## START
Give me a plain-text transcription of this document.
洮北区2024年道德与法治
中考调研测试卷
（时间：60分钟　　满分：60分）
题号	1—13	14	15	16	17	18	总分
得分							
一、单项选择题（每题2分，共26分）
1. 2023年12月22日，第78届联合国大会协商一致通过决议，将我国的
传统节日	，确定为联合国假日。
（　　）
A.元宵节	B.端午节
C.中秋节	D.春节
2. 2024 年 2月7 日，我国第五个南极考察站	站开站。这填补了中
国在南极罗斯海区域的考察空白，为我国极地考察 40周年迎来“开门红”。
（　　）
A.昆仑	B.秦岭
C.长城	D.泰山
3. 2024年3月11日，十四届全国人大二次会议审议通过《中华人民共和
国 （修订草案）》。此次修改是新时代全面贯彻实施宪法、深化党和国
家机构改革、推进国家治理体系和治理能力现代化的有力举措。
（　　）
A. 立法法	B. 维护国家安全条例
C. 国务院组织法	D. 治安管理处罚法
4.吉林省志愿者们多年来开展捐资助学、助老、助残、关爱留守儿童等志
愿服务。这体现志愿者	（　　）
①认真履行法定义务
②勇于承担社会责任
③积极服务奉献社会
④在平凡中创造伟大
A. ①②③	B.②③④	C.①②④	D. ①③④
## END
## START
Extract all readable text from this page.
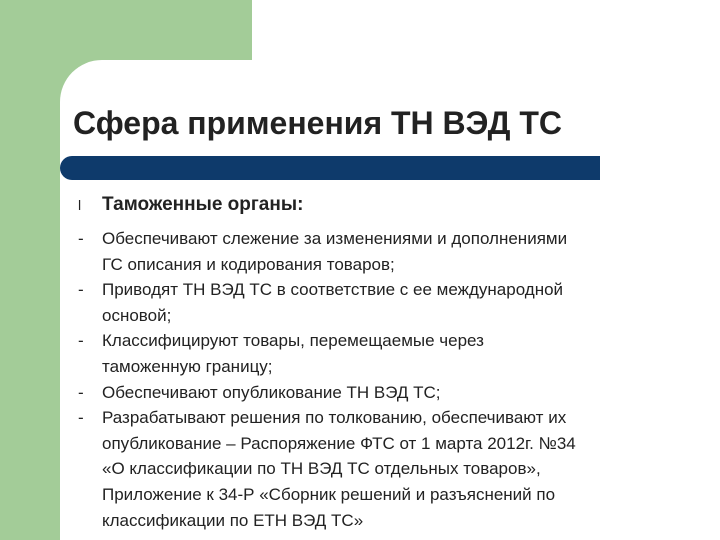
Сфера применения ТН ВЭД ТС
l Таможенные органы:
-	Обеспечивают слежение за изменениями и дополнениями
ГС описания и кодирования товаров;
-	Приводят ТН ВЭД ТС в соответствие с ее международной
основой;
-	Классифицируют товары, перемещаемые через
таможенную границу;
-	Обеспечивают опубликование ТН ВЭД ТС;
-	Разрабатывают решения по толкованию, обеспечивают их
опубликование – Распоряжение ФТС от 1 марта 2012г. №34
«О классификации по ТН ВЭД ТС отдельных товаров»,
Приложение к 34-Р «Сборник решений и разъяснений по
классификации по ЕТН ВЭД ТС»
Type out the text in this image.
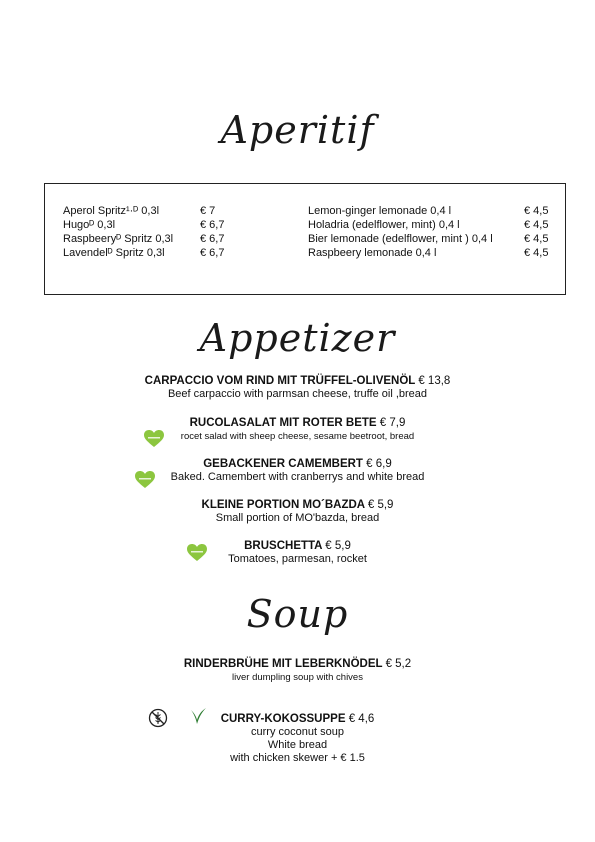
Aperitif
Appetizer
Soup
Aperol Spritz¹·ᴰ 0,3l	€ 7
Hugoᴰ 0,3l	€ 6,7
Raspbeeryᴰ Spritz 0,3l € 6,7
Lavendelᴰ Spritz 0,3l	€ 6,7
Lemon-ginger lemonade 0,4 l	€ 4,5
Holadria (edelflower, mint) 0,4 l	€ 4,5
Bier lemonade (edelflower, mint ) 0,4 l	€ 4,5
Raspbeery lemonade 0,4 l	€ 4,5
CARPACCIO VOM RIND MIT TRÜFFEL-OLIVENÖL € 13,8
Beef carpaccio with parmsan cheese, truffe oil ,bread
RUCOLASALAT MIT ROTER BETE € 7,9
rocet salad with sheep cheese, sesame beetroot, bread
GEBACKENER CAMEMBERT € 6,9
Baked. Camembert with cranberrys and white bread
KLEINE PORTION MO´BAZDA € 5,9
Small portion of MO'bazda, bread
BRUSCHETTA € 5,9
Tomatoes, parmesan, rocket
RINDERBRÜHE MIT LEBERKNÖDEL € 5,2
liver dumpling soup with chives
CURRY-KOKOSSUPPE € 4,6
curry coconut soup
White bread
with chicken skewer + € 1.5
## END
Provide the number of lines in the data above that contain the string "lemonade", and nothing else.

> **Solution to this task**:
3